-- Given request --
Your task is to repeat the lines below exactly, excluding any pictures they contain.

Stored records:
= = = =

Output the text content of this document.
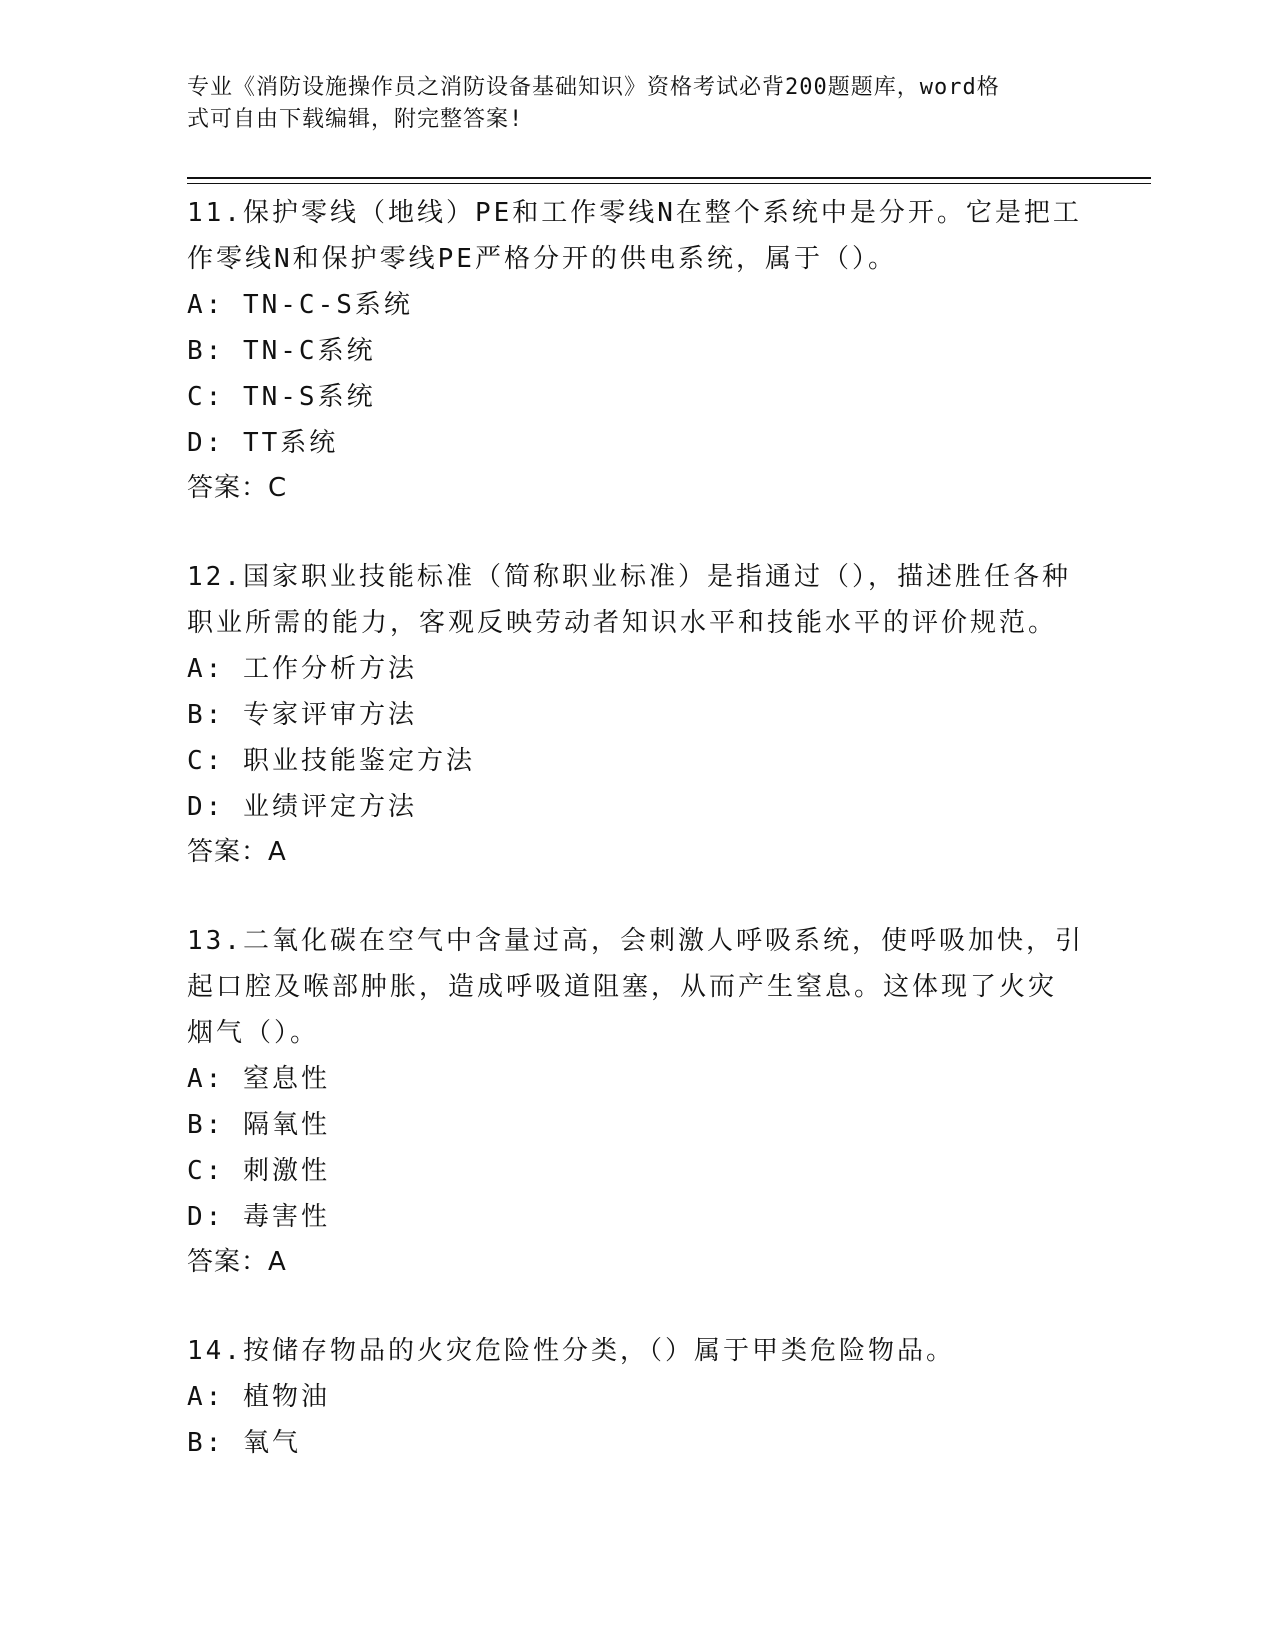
专业《消防设施操作员之消防设备基础知识》资格考试必背200题题库，word格
式可自由下载编辑，附完整答案!
11.保护零线（地线）PE和工作零线N在整个系统中是分开。它是把工
作零线N和保护零线PE严格分开的供电系统，属于（）。
A: TN-C-S系统
B: TN-C系统
C: TN-S系统
D: TT系统
答案：C
12.国家职业技能标准（简称职业标准）是指通过（），描述胜任各种
职业所需的能力，客观反映劳动者知识水平和技能水平的评价规范。
A: 工作分析方法
B: 专家评审方法
C: 职业技能鉴定方法
D: 业绩评定方法
答案：A
13.二氧化碳在空气中含量过高，会刺激人呼吸系统，使呼吸加快，引
起口腔及喉部肿胀，造成呼吸道阻塞，从而产生窒息。这体现了火灾
烟气（）。
A: 窒息性
B: 隔氧性
C: 刺激性
D: 毒害性
答案：A
14.按储存物品的火灾危险性分类，（）属于甲类危险物品。
A: 植物油
B: 氧气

= = = =

-- Solution to this task --
Output the text content of this document.
专业《消防设施操作员之消防设备基础知识》资格考试必背200题题库，word格
式可自由下载编辑，附完整答案!
11.保护零线（地线）PE和工作零线N在整个系统中是分开。它是把工
作零线N和保护零线PE严格分开的供电系统，属于（）。
A: TN-C-S系统
B: TN-C系统
C: TN-S系统
D: TT系统
答案：C
12.国家职业技能标准（简称职业标准）是指通过（），描述胜任各种
职业所需的能力，客观反映劳动者知识水平和技能水平的评价规范。
A: 工作分析方法
B: 专家评审方法
C: 职业技能鉴定方法
D: 业绩评定方法
答案：A
13.二氧化碳在空气中含量过高，会刺激人呼吸系统，使呼吸加快，引
起口腔及喉部肿胀，造成呼吸道阻塞，从而产生窒息。这体现了火灾
烟气（）。
A: 窒息性
B: 隔氧性
C: 刺激性
D: 毒害性
答案：A
14.按储存物品的火灾危险性分类，（）属于甲类危险物品。
A: 植物油
B: 氧气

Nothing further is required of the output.